WHAT YOU ARE ASKED TO DO:
Go through the lines below. Copy those with "elegir".

INPUT FOR THIS TASK:
-=-=-=-=-

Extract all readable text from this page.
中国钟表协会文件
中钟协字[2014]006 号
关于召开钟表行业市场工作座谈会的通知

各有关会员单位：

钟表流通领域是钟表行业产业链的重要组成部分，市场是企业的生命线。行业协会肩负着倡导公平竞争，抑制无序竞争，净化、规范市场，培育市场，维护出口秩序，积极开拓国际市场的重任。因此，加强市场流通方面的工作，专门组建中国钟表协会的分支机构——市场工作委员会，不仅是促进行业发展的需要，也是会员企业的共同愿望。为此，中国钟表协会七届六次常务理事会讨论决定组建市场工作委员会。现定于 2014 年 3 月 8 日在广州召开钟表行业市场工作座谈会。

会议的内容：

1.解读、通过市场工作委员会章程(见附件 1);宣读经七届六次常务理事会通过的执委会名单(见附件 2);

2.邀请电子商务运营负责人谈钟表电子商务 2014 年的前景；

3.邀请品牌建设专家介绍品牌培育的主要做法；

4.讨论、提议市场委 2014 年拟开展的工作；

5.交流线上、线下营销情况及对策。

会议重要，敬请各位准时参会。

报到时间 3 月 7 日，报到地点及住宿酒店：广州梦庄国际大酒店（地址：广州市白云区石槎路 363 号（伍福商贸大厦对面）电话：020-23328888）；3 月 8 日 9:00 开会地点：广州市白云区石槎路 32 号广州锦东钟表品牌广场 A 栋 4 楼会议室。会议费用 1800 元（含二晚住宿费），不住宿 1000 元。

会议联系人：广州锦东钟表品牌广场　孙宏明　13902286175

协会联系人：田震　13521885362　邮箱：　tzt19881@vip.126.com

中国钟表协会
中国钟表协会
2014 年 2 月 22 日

-=-=-=-=-

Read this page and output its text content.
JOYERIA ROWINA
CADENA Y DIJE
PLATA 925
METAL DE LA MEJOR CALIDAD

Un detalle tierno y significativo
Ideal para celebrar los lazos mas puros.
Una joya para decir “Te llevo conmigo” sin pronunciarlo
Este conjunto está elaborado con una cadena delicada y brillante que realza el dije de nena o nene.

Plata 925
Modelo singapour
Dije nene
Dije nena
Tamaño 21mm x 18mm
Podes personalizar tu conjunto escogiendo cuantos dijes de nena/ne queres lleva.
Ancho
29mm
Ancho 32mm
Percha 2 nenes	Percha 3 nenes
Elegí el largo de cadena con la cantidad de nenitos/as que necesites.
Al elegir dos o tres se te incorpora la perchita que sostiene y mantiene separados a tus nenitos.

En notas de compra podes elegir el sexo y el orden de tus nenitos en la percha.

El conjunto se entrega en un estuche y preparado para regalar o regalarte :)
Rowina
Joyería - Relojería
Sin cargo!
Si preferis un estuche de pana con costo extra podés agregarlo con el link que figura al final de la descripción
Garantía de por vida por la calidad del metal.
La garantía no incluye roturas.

-=-=-=-=-

SOLUTION FOR THIS PROBLEM:
Al elegir dos o tres se te incorpora la perchita que sostiene y mantiene separados a tus nenitos.
En notas de compra podes elegir el sexo y el orden de tus nenitos en la percha.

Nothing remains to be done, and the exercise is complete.